Short task → Filter the data below for the string "over" and copy each matching line.

Information provided →
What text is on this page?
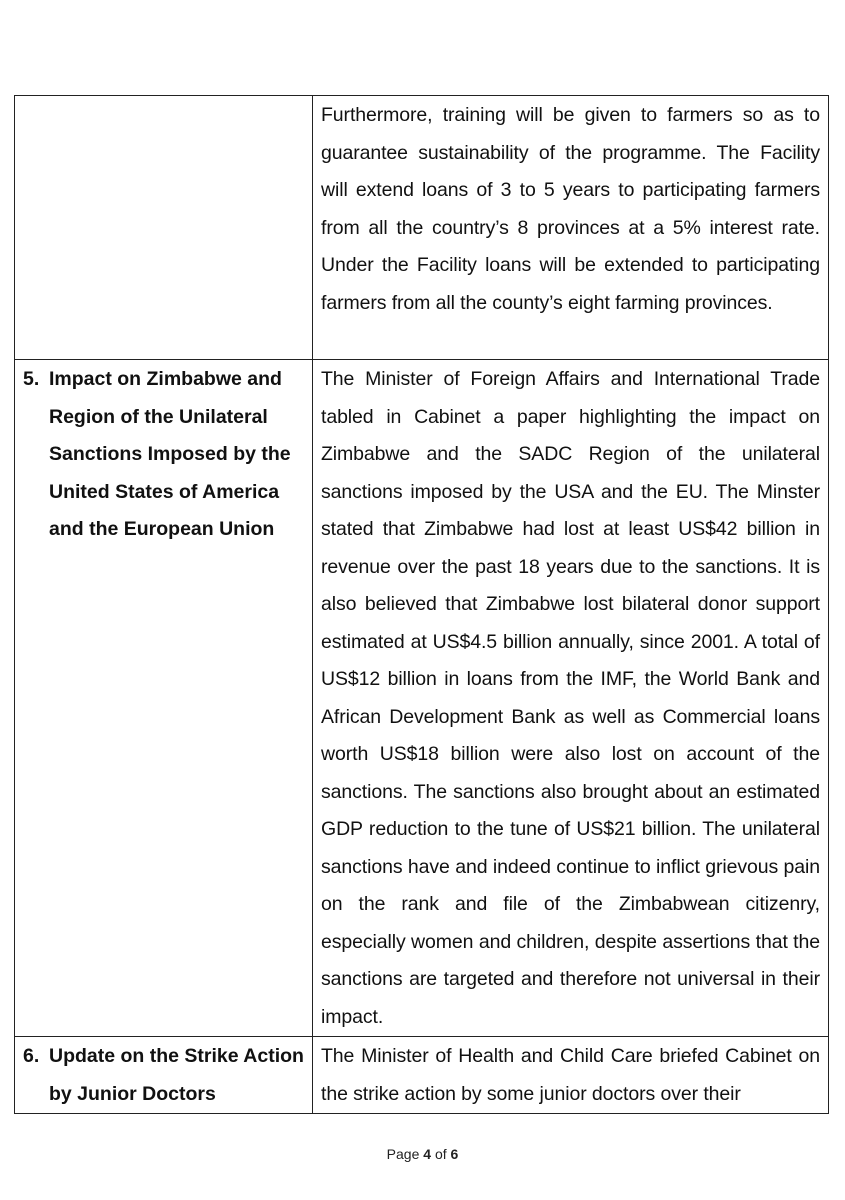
	Furthermore, training will be given to farmers so as to guarantee sustainability of the programme. The Facility will extend loans of 3 to 5 years to participating farmers from all the country’s 8 provinces at a 5% interest rate. Under the Facility loans will be extended to participating farmers from all the county’s eight farming provinces.

5. Impact on Zimbabwe and Region of the Unilateral Sanctions Imposed by the United States of America and the European Union	The Minister of Foreign Affairs and International Trade tabled in Cabinet a paper highlighting the impact on Zimbabwe and the SADC Region of the unilateral sanctions imposed by the USA and the EU. The Minster stated that Zimbabwe had lost at least US$42 billion in revenue over the past 18 years due to the sanctions. It is also believed that Zimbabwe lost bilateral donor support estimated at US$4.5 billion annually, since 2001. A total of US$12 billion in loans from the IMF, the World Bank and African Development Bank as well as Commercial loans worth US$18 billion were also lost on account of the sanctions. The sanctions also brought about an estimated GDP reduction to the tune of US$21 billion. The unilateral sanctions have and indeed continue to inflict grievous pain on the rank and file of the Zimbabwean citizenry, especially women and children, despite assertions that the sanctions are targeted and therefore not universal in their impact.

6. Update on the Strike Action by Junior Doctors	The Minister of Health and Child Care briefed Cabinet on the strike action by some junior doctors over their
Page 4 of 6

Answer to the task →
5. Impact on Zimbabwe and Region of the Unilateral Sanctions Imposed by the United States of America and the European Union	The Minister of Foreign Affairs and International Trade tabled in Cabinet a paper highlighting the impact on Zimbabwe and the SADC Region of the unilateral sanctions imposed by the USA and the EU. The Minster stated that Zimbabwe had lost at least US$42 billion in revenue over the past 18 years due to the sanctions. It is also believed that Zimbabwe lost bilateral donor support estimated at US$4.5 billion annually, since 2001. A total of US$12 billion in loans from the IMF, the World Bank and African Development Bank as well as Commercial loans worth US$18 billion were also lost on account of the sanctions. The sanctions also brought about an estimated GDP reduction to the tune of US$21 billion. The unilateral sanctions have and indeed continue to inflict grievous pain on the rank and file of the Zimbabwean citizenry, especially women and children, despite assertions that the sanctions are targeted and therefore not universal in their impact.
6. Update on the Strike Action by Junior Doctors	The Minister of Health and Child Care briefed Cabinet on the strike action by some junior doctors over their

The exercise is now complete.